Requirement
Filter the records below and copy every line containing the word "snacks".

## START Material

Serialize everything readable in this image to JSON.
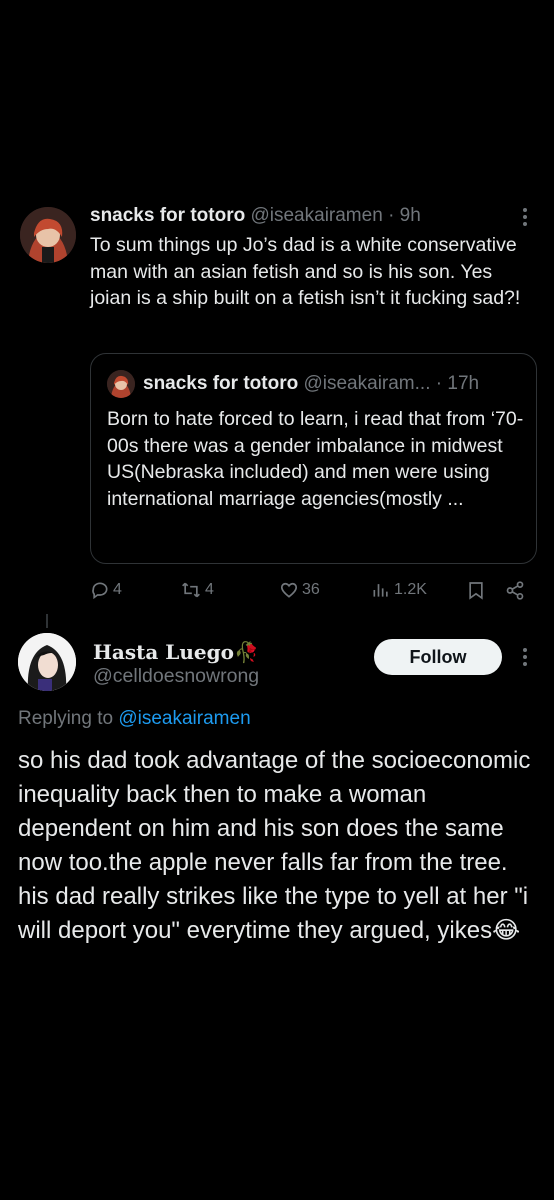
{
  "tweet": {
    "author_name": "snacks for totoro",
    "handle": "@iseakairamen",
    "separator": "·",
    "time": "9h",
    "text": "To sum things up Jo’s dad is a white conservative man with an asian fetish and so is his son. Yes joian is a ship built on a fetish isn’t it fucking sad?!",
    "quote": {
      "author_name": "snacks for totoro",
      "handle": "@iseakairam...",
      "separator": "·",
      "time": "17h",
      "text": "Born to hate forced to learn, i read that from ‘70-00s there was a gender imbalance in midwest US(Nebraska included) and men were using international marriage agencies(mostly ..."
    },
    "actions": {
      "replies": "4",
      "reposts": "4",
      "likes": "36",
      "views": "1.2K"
    }
  },
  "reply": {
    "author_name": "Hasta Luego",
    "author_emoji": "🥀",
    "handle": "@celldoesnowrong",
    "follow_label": "Follow",
    "replying_prefix": "Replying to",
    "replying_to": "@iseakairamen",
    "text": "so his dad took advantage of the socioeconomic inequality back then to make a woman dependent on him and his son does the same now too.the apple never falls far from the tree. his dad really strikes like the type to yell at her \"i will deport you\" everytime they argued, yikes",
    "text_emoji": "😂"
  },
  "colors": {
    "background": "#000000",
    "text": "#e7e9ea",
    "muted": "#71767b",
    "link": "#1d9bf0",
    "border": "#2f3336",
    "follow_bg": "#eff3f4"
  }
}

## END Material

Response below
    "author_name": "snacks for totoro",
      "author_name": "snacks for totoro",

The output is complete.